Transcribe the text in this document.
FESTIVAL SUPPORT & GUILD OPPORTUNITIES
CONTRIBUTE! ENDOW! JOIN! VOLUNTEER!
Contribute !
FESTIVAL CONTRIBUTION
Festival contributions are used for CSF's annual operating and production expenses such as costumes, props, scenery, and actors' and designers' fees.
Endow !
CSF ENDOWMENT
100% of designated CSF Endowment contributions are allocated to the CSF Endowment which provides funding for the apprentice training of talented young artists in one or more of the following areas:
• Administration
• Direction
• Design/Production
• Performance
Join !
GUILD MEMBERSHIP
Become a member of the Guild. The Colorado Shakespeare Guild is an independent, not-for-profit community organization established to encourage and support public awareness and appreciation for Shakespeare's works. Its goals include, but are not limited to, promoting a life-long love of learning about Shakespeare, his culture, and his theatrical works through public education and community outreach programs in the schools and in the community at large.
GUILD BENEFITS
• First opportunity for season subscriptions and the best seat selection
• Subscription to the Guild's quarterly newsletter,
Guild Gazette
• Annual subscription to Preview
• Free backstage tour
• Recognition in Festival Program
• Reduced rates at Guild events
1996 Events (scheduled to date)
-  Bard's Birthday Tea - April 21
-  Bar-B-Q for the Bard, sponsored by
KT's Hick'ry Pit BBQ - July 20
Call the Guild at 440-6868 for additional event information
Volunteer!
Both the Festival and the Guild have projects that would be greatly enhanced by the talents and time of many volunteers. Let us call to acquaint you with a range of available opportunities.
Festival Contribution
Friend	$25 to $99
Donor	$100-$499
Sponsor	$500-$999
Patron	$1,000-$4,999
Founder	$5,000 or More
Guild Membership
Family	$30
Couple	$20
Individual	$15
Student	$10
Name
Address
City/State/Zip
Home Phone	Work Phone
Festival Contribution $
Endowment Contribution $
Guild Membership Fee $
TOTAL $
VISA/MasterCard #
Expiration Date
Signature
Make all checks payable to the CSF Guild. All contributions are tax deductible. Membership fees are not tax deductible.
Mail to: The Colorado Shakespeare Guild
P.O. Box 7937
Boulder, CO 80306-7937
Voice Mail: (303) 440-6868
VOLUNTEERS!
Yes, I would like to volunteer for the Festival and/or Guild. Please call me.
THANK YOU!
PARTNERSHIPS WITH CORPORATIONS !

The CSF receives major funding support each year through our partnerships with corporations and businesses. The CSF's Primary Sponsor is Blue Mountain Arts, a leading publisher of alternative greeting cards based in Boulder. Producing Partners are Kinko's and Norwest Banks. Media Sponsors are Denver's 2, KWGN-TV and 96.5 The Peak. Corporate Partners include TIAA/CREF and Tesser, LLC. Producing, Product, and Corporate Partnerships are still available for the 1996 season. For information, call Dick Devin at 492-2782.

□ □ □ □ □ □ □

■ Brief
Every entry should be printed again exactly as written.

■ Written answer
Transcribe the text in this document.
FESTIVAL SUPPORT & GUILD OPPORTUNITIES
CONTRIBUTE! ENDOW! JOIN! VOLUNTEER!
Contribute !
FESTIVAL CONTRIBUTION
Festival contributions are used for CSF's annual operating and production expenses such as costumes, props, scenery, and actors' and designers' fees.
Endow !
CSF ENDOWMENT
100% of designated CSF Endowment contributions are allocated to the CSF Endowment which provides funding for the apprentice training of talented young artists in one or more of the following areas:
• Administration
• Direction
• Design/Production
• Performance
Join !
GUILD MEMBERSHIP
Become a member of the Guild. The Colorado Shakespeare Guild is an independent, not-for-profit community organization established to encourage and support public awareness and appreciation for Shakespeare's works. Its goals include, but are not limited to, promoting a life-long love of learning about Shakespeare, his culture, and his theatrical works through public education and community outreach programs in the schools and in the community at large.
GUILD BENEFITS
• First opportunity for season subscriptions and the best seat selection
• Subscription to the Guild's quarterly newsletter,
Guild Gazette
• Annual subscription to Preview
• Free backstage tour
• Recognition in Festival Program
• Reduced rates at Guild events
1996 Events (scheduled to date)
-  Bard's Birthday Tea - April 21
-  Bar-B-Q for the Bard, sponsored by
KT's Hick'ry Pit BBQ - July 20
Call the Guild at 440-6868 for additional event information
Volunteer!
Both the Festival and the Guild have projects that would be greatly enhanced by the talents and time of many volunteers. Let us call to acquaint you with a range of available opportunities.
Festival Contribution
Friend	$25 to $99
Donor	$100-$499
Sponsor	$500-$999
Patron	$1,000-$4,999
Founder	$5,000 or More
Guild Membership
Family	$30
Couple	$20
Individual	$15
Student	$10
Name
Address
City/State/Zip
Home Phone	Work Phone
Festival Contribution $
Endowment Contribution $
Guild Membership Fee $
TOTAL $
VISA/MasterCard #
Expiration Date
Signature
Make all checks payable to the CSF Guild. All contributions are tax deductible. Membership fees are not tax deductible.
Mail to: The Colorado Shakespeare Guild
P.O. Box 7937
Boulder, CO 80306-7937
Voice Mail: (303) 440-6868
VOLUNTEERS!
Yes, I would like to volunteer for the Festival and/or Guild. Please call me.
THANK YOU!
PARTNERSHIPS WITH CORPORATIONS !

The CSF receives major funding support each year through our partnerships with corporations and businesses. The CSF's Primary Sponsor is Blue Mountain Arts, a leading publisher of alternative greeting cards based in Boulder. Producing Partners are Kinko's and Norwest Banks. Media Sponsors are Denver's 2, KWGN-TV and 96.5 The Peak. Corporate Partners include TIAA/CREF and Tesser, LLC. Producing, Product, and Corporate Partnerships are still available for the 1996 season. For information, call Dick Devin at 492-2782.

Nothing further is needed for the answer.